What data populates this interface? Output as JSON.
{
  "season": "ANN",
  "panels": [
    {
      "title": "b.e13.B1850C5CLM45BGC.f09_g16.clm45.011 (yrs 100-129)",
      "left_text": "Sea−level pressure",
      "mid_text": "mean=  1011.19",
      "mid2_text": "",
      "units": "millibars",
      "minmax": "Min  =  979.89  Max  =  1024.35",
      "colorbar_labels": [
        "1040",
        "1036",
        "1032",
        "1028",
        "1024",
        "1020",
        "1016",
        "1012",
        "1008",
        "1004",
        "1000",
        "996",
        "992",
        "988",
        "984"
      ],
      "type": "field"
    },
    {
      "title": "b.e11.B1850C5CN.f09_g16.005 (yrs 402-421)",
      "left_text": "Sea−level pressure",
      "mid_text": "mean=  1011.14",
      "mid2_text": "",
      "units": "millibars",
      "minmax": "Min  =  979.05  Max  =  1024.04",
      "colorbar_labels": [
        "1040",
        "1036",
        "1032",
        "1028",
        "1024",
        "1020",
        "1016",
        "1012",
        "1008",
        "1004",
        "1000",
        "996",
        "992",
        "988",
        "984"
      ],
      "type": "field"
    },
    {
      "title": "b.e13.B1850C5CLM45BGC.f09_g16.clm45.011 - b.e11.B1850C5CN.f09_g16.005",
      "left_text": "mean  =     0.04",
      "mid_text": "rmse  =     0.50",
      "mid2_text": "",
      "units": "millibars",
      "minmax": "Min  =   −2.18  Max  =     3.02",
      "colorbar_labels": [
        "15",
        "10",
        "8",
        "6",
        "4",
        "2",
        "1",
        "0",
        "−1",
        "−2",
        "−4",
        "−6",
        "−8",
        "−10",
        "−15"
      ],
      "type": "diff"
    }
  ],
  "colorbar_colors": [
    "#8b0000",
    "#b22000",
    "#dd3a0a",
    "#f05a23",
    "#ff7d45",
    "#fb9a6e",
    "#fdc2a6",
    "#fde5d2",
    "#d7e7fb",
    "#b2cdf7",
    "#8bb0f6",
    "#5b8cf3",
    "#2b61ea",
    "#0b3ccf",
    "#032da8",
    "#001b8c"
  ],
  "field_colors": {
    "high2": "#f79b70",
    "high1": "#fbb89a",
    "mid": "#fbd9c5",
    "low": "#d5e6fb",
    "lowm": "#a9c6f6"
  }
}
********************
Search the records for the word "minmax", then list every line that has it.

      "minmax": "Min  =  979.89  Max  =  1024.35",
      "minmax": "Min  =  979.05  Max  =  1024.04",
      "minmax": "Min  =   −2.18  Max  =     3.02",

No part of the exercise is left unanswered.